§ **Do this**
Sift the listing for lines that hold the string "Актуальность" and pull them out.

§ **Exercise data**
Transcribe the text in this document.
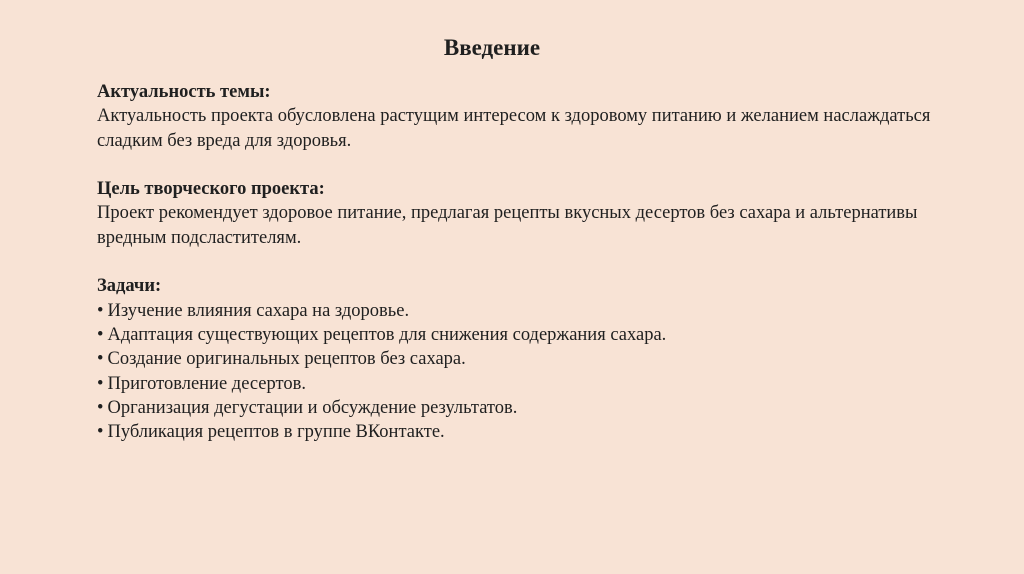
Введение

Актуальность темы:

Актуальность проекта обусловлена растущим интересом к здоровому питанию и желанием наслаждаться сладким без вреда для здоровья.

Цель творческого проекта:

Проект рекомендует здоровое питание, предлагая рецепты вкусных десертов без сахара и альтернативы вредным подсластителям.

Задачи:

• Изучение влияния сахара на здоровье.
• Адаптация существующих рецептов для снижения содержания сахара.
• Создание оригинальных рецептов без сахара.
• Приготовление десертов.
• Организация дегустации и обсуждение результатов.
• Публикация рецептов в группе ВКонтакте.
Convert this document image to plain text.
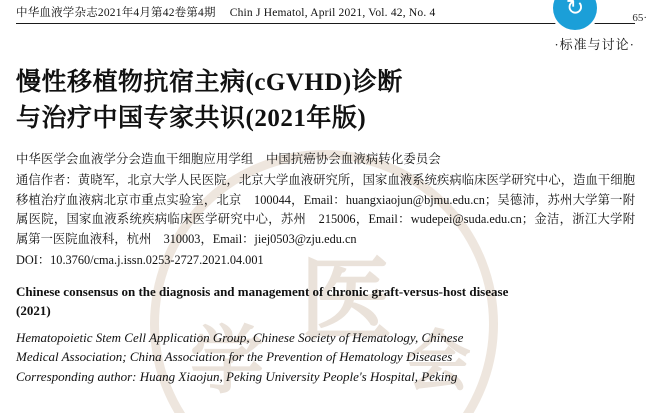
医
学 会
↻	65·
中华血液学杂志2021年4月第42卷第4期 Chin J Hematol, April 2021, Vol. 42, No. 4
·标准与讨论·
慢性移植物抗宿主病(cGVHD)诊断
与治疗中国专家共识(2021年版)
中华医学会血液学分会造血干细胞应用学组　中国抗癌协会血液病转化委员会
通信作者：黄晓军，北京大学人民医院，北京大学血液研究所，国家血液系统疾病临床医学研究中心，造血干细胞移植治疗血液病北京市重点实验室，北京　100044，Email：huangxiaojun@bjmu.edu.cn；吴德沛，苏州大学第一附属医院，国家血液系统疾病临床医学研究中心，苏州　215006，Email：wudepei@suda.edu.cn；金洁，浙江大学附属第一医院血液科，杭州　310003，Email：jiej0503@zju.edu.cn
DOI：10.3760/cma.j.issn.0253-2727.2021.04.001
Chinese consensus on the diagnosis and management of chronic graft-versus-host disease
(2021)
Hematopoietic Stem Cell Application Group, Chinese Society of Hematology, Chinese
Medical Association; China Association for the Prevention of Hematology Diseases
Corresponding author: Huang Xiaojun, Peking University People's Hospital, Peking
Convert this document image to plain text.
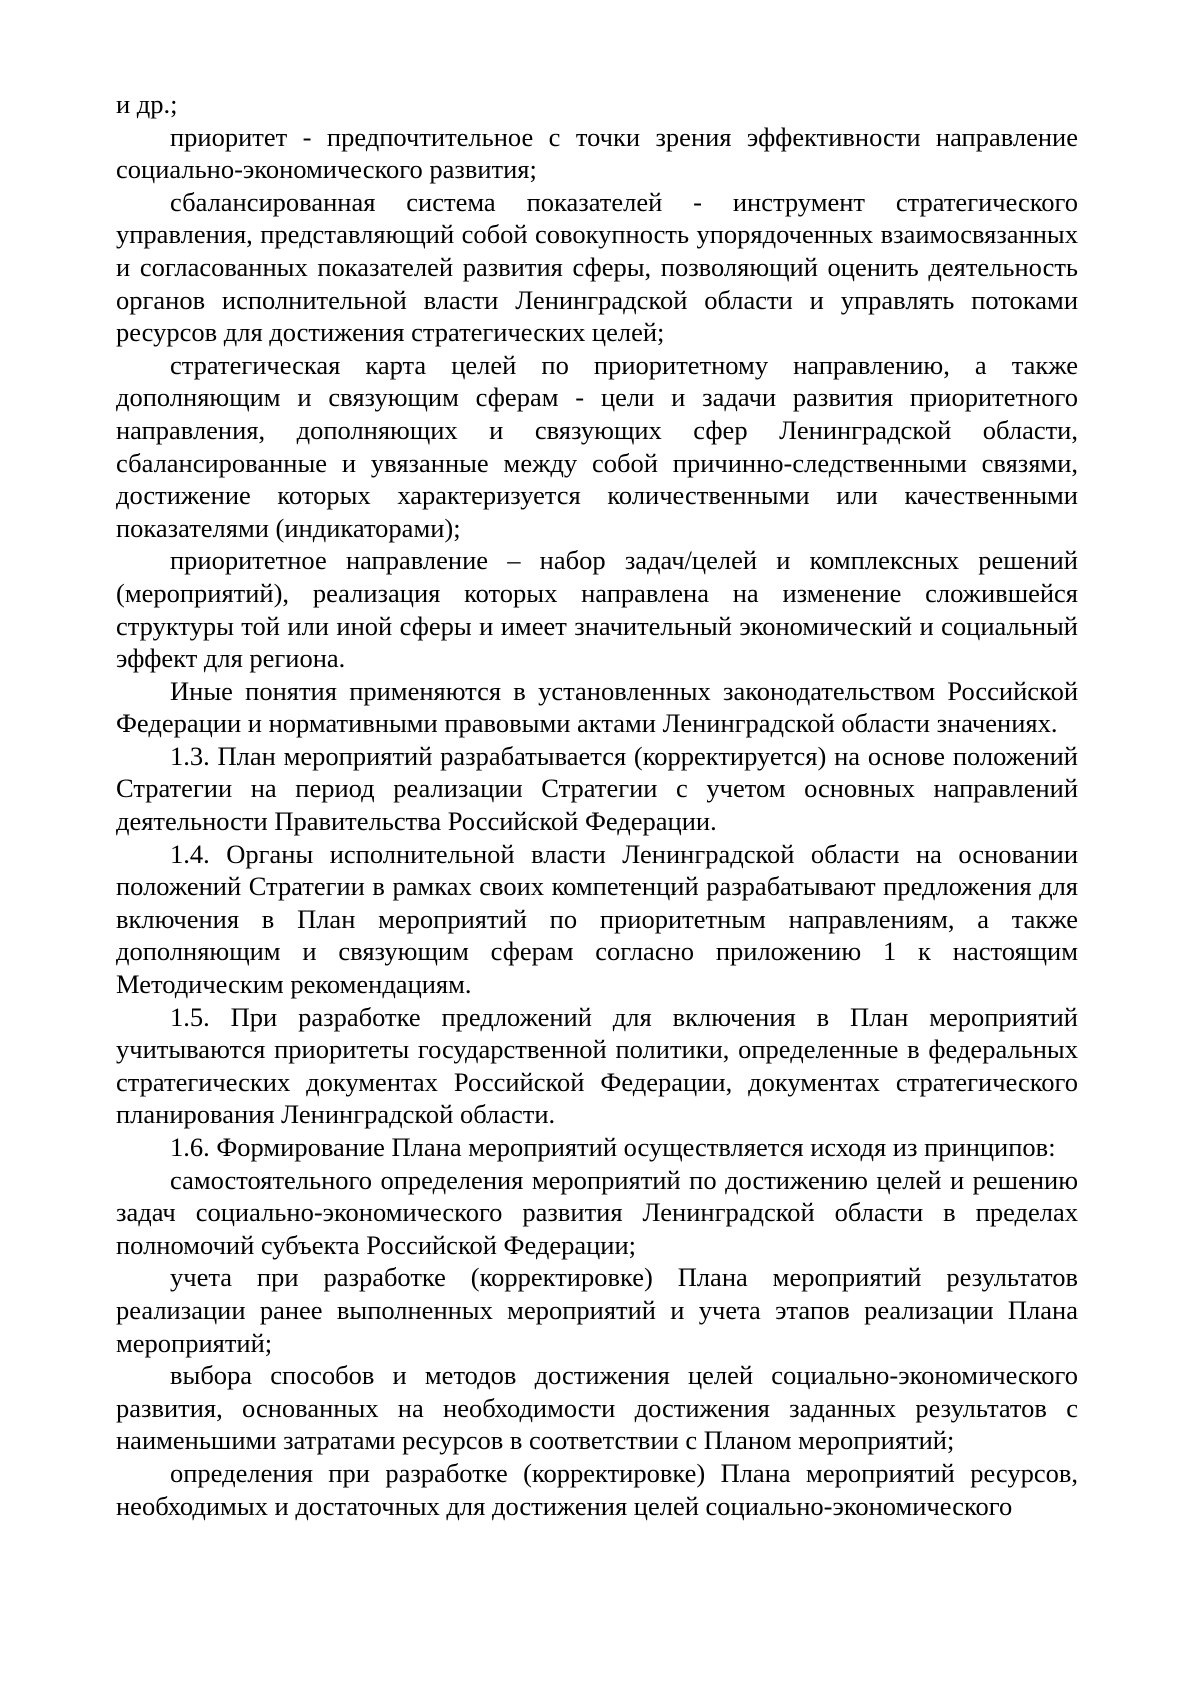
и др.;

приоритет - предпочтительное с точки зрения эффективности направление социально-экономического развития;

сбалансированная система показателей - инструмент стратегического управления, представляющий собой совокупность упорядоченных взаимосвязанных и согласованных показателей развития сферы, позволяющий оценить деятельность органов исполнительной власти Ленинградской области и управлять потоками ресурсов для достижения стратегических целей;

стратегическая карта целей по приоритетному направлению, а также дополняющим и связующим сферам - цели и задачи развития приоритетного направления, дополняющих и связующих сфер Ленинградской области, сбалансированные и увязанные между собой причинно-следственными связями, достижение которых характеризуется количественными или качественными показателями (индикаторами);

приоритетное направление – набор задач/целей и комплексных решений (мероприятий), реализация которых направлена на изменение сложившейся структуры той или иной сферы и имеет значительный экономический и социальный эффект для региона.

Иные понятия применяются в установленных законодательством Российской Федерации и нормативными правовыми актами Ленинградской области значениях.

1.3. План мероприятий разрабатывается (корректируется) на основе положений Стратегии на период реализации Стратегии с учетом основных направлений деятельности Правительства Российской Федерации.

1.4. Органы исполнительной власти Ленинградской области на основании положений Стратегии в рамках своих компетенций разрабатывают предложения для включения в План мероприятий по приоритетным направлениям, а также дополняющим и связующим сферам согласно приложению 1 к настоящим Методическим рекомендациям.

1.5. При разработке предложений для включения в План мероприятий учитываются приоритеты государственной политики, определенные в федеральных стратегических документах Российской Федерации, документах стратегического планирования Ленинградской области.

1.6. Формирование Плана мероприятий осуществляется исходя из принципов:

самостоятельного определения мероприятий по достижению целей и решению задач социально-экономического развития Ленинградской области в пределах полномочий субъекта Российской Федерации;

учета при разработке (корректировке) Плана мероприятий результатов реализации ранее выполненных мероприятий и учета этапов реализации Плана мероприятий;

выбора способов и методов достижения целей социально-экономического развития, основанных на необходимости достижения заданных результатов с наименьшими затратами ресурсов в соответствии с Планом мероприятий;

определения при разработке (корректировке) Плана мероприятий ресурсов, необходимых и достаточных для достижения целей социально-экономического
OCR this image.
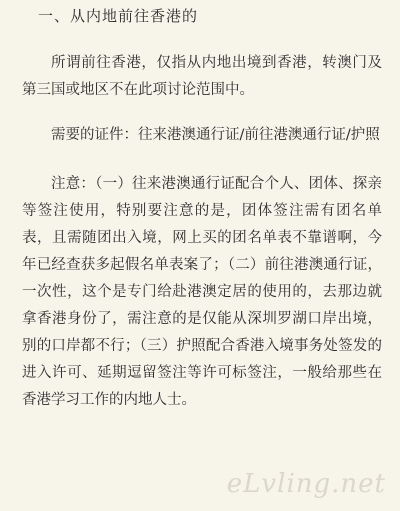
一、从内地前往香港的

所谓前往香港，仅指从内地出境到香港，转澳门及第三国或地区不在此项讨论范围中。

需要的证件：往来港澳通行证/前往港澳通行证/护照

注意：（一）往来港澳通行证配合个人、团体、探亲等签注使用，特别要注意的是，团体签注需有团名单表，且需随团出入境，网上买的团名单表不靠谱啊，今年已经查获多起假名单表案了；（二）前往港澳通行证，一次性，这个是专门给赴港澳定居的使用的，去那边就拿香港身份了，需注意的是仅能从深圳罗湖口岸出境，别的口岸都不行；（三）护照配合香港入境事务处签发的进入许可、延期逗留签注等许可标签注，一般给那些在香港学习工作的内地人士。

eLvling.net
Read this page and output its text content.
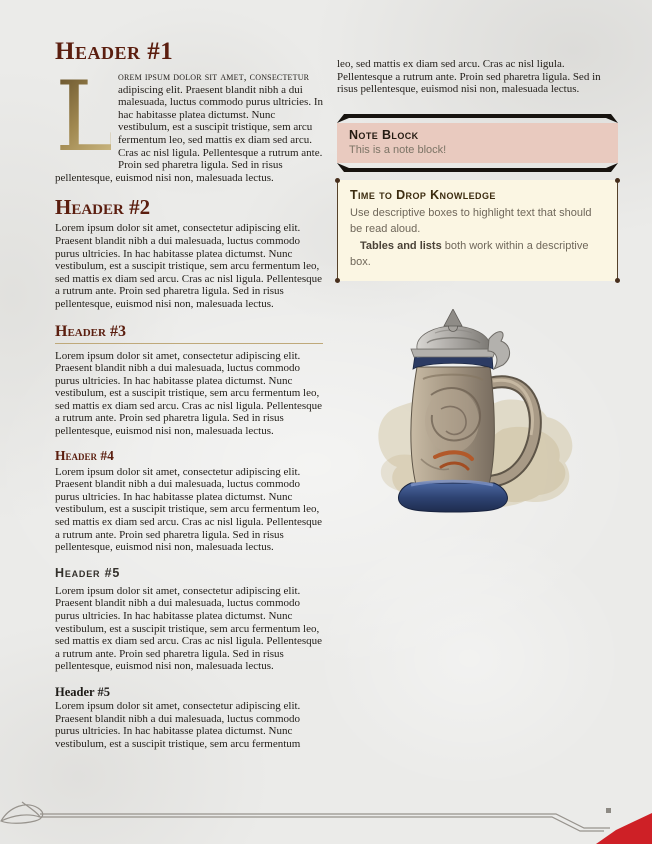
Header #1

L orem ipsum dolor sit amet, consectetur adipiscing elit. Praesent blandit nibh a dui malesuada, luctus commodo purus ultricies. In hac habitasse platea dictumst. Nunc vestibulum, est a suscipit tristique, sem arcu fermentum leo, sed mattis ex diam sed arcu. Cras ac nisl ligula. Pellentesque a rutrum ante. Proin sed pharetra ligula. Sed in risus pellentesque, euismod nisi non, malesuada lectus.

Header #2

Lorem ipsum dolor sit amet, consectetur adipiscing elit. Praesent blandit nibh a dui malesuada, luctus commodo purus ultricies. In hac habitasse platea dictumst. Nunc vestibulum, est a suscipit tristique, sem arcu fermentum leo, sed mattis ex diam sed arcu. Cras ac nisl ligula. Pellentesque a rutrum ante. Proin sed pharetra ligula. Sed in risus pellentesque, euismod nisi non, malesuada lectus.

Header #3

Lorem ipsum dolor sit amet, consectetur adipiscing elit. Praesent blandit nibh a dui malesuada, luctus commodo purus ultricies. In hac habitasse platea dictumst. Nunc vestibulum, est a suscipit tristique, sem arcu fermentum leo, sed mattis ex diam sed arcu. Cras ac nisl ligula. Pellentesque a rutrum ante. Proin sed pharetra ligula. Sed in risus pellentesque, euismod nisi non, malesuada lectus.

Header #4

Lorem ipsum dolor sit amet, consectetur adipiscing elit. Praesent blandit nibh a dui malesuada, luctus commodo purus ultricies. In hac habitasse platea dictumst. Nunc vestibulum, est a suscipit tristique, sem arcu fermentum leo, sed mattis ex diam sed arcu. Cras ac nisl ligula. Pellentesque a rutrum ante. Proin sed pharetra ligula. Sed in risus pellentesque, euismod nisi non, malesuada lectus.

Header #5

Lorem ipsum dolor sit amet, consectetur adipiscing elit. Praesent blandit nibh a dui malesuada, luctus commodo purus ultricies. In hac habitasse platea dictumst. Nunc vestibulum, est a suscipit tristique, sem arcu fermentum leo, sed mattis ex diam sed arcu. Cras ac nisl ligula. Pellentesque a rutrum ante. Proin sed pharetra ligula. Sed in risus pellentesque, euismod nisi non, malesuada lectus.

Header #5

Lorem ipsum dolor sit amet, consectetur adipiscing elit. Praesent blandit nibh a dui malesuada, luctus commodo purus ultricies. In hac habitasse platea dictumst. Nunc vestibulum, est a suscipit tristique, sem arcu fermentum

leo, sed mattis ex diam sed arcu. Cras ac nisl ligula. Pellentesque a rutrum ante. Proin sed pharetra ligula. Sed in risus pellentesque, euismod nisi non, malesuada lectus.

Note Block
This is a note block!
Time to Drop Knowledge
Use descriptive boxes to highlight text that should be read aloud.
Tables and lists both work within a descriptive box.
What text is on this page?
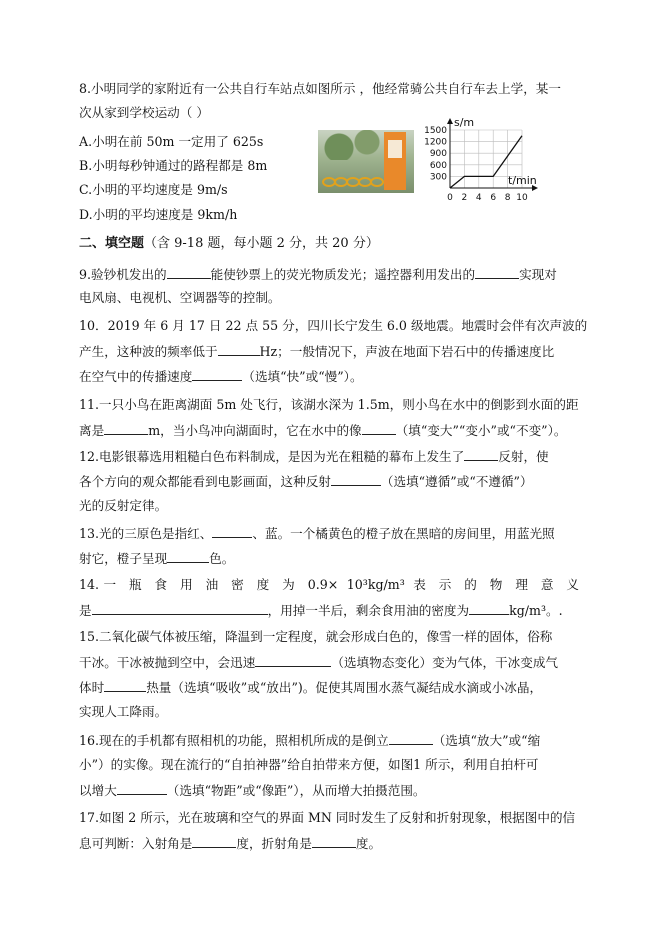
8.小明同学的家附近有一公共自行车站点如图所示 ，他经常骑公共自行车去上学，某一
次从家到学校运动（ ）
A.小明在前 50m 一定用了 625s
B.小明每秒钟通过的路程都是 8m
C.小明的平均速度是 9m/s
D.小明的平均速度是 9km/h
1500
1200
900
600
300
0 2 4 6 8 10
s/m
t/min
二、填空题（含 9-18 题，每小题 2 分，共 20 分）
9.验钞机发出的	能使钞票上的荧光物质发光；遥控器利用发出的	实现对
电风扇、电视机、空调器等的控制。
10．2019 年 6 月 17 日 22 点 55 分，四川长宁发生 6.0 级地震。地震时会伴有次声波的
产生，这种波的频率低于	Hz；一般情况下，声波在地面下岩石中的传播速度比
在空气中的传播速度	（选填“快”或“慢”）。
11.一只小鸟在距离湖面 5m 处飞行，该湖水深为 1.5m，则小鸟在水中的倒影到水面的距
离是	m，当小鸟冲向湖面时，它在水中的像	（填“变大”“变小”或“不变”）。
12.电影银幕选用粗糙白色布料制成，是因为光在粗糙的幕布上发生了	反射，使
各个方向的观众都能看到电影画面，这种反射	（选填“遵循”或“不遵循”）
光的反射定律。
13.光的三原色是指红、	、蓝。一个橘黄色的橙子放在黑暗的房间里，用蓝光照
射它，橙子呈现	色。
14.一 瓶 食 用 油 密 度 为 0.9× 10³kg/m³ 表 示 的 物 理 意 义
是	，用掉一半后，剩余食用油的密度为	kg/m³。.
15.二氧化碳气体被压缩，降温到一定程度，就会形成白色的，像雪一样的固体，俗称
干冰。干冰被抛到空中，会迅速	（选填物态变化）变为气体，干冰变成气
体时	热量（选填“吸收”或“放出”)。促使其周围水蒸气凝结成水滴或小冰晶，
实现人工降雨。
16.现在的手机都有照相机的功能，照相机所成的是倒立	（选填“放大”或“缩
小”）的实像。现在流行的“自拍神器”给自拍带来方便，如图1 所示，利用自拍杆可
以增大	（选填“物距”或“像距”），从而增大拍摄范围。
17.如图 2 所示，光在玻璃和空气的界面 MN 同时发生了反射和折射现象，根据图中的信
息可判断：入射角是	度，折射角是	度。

§ **Answer for this exercise**
Актуальность темы:
Актуальность проекта обусловлена растущим интересом к здоровому питанию и желанием наслаждаться сладким без вреда для здоровья.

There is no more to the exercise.